WHAT TO WORK ON
Below are some records; reproduce every one of them exactly.

GIVEN RECORDS
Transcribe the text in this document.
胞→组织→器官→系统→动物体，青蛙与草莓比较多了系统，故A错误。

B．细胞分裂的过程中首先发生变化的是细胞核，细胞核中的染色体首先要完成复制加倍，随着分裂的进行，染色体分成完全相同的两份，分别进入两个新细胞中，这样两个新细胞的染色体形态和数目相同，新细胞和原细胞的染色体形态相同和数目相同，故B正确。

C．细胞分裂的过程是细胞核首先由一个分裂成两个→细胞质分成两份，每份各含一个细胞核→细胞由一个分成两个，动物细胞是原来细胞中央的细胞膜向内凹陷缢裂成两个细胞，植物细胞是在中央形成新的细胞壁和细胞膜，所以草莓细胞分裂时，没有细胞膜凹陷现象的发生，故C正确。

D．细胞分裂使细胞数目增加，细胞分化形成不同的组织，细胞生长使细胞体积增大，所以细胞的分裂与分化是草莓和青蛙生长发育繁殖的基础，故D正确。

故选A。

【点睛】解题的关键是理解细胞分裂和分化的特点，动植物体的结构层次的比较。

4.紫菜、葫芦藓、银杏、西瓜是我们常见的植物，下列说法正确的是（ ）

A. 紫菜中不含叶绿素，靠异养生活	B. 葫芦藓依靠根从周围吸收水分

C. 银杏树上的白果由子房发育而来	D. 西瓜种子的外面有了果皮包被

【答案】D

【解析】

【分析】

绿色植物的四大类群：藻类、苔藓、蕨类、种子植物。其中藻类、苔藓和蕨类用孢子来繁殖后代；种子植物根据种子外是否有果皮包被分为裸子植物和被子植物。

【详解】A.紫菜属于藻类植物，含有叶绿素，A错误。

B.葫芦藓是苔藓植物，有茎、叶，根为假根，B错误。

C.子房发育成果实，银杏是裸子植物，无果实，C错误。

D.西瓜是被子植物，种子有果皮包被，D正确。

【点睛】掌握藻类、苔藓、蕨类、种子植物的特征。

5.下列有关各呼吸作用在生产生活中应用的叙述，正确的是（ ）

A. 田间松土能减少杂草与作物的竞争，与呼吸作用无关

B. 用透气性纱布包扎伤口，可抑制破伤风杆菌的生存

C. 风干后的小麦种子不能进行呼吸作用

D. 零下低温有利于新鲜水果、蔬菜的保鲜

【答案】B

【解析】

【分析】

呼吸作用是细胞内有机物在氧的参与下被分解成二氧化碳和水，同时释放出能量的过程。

THE ANSWER
Transcribe the text in this document.
胞→组织→器官→系统→动物体，青蛙与草莓比较多了系统，故A错误。

B．细胞分裂的过程中首先发生变化的是细胞核，细胞核中的染色体首先要完成复制加倍，随着分裂的进行，染色体分成完全相同的两份，分别进入两个新细胞中，这样两个新细胞的染色体形态和数目相同，新细胞和原细胞的染色体形态相同和数目相同，故B正确。

C．细胞分裂的过程是细胞核首先由一个分裂成两个→细胞质分成两份，每份各含一个细胞核→细胞由一个分成两个，动物细胞是原来细胞中央的细胞膜向内凹陷缢裂成两个细胞，植物细胞是在中央形成新的细胞壁和细胞膜，所以草莓细胞分裂时，没有细胞膜凹陷现象的发生，故C正确。

D．细胞分裂使细胞数目增加，细胞分化形成不同的组织，细胞生长使细胞体积增大，所以细胞的分裂与分化是草莓和青蛙生长发育繁殖的基础，故D正确。

故选A。

【点睛】解题的关键是理解细胞分裂和分化的特点，动植物体的结构层次的比较。

4.紫菜、葫芦藓、银杏、西瓜是我们常见的植物，下列说法正确的是（ ）

A. 紫菜中不含叶绿素，靠异养生活	B. 葫芦藓依靠根从周围吸收水分

C. 银杏树上的白果由子房发育而来	D. 西瓜种子的外面有了果皮包被

【答案】D

【解析】

【分析】

绿色植物的四大类群：藻类、苔藓、蕨类、种子植物。其中藻类、苔藓和蕨类用孢子来繁殖后代；种子植物根据种子外是否有果皮包被分为裸子植物和被子植物。

【详解】A.紫菜属于藻类植物，含有叶绿素，A错误。

B.葫芦藓是苔藓植物，有茎、叶，根为假根，B错误。

C.子房发育成果实，银杏是裸子植物，无果实，C错误。

D.西瓜是被子植物，种子有果皮包被，D正确。

【点睛】掌握藻类、苔藓、蕨类、种子植物的特征。

5.下列有关各呼吸作用在生产生活中应用的叙述，正确的是（ ）

A. 田间松土能减少杂草与作物的竞争，与呼吸作用无关

B. 用透气性纱布包扎伤口，可抑制破伤风杆菌的生存

C. 风干后的小麦种子不能进行呼吸作用

D. 零下低温有利于新鲜水果、蔬菜的保鲜

【答案】B

【解析】

【分析】

呼吸作用是细胞内有机物在氧的参与下被分解成二氧化碳和水，同时释放出能量的过程。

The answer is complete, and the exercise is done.